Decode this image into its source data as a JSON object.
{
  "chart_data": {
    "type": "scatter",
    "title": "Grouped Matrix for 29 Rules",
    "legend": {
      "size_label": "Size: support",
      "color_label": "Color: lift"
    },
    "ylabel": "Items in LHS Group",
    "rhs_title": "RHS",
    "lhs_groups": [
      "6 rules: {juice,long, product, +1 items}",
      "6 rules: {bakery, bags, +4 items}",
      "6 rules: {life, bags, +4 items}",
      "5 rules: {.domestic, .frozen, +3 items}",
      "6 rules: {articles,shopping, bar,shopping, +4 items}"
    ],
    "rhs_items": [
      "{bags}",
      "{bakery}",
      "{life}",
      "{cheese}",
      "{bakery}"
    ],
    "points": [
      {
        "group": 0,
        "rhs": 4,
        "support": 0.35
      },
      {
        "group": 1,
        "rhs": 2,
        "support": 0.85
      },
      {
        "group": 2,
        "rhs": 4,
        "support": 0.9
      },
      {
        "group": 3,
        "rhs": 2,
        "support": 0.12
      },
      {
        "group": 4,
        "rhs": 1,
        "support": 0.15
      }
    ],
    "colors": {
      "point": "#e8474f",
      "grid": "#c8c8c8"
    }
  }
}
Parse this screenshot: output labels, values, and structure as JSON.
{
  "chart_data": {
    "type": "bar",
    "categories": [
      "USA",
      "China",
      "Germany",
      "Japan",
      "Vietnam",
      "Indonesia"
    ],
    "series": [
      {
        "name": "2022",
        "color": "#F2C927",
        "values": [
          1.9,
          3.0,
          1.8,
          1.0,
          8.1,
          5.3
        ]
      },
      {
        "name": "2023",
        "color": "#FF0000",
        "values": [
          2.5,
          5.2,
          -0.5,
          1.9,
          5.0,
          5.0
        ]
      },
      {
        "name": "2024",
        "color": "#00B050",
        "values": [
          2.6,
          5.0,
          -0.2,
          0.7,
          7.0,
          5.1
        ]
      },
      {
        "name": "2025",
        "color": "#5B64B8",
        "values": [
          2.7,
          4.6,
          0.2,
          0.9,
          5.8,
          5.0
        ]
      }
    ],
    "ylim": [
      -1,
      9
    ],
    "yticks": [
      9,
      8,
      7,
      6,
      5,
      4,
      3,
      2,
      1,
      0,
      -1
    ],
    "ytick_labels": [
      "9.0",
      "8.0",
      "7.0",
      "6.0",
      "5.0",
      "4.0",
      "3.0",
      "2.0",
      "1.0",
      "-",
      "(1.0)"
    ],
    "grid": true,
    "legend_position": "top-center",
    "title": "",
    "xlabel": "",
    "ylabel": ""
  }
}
--
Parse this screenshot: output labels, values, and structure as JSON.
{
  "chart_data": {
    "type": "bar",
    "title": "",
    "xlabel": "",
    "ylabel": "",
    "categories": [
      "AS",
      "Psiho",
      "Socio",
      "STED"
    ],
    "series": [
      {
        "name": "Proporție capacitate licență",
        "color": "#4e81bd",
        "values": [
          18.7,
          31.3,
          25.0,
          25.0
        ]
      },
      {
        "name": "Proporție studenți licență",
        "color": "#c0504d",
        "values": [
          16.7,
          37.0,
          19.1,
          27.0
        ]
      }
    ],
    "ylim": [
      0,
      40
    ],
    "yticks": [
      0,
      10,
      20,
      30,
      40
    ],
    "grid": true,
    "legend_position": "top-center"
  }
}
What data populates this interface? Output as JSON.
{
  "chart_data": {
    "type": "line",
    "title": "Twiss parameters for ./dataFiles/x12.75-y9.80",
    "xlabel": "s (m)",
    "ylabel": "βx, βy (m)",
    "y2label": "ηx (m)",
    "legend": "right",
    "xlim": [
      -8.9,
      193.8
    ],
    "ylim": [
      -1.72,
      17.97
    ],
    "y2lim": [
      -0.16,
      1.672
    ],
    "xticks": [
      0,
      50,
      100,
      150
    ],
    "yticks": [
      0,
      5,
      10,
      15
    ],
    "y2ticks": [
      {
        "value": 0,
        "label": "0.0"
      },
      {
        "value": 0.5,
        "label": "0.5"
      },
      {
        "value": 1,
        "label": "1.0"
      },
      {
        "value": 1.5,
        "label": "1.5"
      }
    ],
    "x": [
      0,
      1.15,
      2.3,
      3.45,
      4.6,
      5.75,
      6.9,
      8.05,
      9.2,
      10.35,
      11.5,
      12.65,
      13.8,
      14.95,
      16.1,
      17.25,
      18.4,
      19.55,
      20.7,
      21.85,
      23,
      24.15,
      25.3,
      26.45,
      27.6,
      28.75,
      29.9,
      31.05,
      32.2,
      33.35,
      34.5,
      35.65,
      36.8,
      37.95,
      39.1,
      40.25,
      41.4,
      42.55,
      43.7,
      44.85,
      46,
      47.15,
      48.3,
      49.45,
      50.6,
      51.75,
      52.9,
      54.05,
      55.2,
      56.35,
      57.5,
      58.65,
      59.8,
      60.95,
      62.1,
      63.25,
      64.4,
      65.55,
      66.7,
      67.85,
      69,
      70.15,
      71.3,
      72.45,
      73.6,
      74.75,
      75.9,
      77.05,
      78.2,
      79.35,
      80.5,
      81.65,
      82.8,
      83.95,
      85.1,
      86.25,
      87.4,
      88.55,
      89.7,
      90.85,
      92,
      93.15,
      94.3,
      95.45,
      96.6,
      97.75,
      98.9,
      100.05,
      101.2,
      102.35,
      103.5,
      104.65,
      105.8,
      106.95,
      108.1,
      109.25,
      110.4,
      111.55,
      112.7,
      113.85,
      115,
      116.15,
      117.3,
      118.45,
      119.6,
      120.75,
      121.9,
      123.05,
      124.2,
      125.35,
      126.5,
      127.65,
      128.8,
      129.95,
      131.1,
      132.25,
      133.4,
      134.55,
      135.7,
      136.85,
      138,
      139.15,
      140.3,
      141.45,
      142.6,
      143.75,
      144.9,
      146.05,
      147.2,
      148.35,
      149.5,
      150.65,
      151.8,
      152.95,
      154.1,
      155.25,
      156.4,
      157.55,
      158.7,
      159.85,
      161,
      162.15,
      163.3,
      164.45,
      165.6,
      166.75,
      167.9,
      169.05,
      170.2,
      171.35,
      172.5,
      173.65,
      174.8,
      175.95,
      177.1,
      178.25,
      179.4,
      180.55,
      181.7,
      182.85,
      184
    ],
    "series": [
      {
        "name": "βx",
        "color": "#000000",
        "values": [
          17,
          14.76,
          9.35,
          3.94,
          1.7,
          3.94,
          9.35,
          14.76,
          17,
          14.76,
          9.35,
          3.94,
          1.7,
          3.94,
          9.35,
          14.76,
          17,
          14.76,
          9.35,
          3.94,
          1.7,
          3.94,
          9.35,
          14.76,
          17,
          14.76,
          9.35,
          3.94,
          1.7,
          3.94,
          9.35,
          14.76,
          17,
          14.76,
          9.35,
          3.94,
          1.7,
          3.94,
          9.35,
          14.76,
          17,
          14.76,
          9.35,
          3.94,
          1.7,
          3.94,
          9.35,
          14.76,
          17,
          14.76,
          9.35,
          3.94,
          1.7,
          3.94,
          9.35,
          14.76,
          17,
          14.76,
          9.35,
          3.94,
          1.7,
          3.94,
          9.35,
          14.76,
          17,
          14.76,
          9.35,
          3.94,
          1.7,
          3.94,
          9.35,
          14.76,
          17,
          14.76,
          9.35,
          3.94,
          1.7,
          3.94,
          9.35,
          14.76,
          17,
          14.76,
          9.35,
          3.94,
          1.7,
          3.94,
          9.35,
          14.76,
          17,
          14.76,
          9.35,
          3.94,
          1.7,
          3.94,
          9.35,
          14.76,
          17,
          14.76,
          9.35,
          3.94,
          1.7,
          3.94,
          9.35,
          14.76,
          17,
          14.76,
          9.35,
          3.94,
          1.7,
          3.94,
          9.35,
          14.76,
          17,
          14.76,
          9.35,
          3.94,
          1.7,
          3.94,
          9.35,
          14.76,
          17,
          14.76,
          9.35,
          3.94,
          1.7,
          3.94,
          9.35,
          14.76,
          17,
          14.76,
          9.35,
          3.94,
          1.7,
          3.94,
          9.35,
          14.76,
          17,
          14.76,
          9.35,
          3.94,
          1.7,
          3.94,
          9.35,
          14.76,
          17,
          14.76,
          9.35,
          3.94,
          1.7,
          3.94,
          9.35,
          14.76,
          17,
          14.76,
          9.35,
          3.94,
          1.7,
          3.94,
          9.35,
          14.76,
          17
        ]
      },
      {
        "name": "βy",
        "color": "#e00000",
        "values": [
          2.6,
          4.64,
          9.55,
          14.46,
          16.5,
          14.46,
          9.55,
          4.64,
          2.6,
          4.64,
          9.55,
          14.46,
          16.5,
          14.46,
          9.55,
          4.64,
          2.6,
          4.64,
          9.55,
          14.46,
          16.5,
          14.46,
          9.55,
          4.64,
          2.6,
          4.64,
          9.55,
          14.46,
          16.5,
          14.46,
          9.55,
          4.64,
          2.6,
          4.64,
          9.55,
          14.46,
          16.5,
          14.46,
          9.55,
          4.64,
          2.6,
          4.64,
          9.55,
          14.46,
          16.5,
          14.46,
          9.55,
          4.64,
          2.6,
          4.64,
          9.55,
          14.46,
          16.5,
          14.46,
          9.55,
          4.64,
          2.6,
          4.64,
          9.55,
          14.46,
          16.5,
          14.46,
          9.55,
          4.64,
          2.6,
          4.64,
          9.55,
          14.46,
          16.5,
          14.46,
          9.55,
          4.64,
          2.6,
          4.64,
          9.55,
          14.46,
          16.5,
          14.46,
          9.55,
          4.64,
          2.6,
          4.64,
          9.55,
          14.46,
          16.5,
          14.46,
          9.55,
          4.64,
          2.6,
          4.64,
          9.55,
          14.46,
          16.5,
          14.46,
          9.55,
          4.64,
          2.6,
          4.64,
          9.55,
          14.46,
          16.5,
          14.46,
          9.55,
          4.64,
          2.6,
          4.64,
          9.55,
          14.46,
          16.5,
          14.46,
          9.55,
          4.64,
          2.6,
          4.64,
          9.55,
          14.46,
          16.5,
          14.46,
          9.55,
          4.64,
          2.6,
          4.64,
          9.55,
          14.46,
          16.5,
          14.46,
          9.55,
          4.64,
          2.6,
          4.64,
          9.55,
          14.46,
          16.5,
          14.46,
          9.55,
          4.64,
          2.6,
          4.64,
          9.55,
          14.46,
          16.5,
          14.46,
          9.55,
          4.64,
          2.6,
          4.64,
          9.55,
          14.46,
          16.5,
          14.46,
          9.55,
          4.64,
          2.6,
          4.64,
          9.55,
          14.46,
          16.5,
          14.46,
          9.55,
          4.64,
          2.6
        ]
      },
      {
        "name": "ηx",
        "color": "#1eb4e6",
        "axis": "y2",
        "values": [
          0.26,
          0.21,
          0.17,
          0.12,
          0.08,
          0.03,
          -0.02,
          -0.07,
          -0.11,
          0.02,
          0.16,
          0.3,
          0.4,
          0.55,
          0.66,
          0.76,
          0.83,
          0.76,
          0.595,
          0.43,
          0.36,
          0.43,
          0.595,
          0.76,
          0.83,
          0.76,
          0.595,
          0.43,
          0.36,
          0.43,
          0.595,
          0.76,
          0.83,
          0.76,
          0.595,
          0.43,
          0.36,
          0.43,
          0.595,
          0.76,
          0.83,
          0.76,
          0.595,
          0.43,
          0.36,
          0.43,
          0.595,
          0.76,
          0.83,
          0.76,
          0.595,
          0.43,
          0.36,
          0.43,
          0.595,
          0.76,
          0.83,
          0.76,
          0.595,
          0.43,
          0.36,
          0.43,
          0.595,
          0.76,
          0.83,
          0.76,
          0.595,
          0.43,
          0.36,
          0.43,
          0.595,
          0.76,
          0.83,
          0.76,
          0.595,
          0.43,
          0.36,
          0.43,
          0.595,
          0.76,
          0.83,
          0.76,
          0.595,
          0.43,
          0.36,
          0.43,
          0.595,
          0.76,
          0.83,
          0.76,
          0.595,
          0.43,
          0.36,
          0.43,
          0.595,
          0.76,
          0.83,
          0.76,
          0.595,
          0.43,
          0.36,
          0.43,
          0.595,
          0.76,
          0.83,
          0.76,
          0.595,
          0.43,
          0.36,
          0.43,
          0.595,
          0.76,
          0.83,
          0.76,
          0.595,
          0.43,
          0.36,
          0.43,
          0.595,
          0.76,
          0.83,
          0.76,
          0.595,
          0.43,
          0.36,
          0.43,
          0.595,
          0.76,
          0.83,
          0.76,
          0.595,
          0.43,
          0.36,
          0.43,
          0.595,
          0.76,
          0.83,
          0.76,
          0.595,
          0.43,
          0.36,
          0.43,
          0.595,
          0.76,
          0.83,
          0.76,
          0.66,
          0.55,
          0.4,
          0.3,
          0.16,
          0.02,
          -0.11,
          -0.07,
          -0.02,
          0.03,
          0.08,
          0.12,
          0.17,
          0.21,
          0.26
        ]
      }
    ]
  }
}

— SHORT PROBLEM —
Your answer should be a single number: how many lines of the material contain the word "JSON".

— EXERCISE ANSWER —
4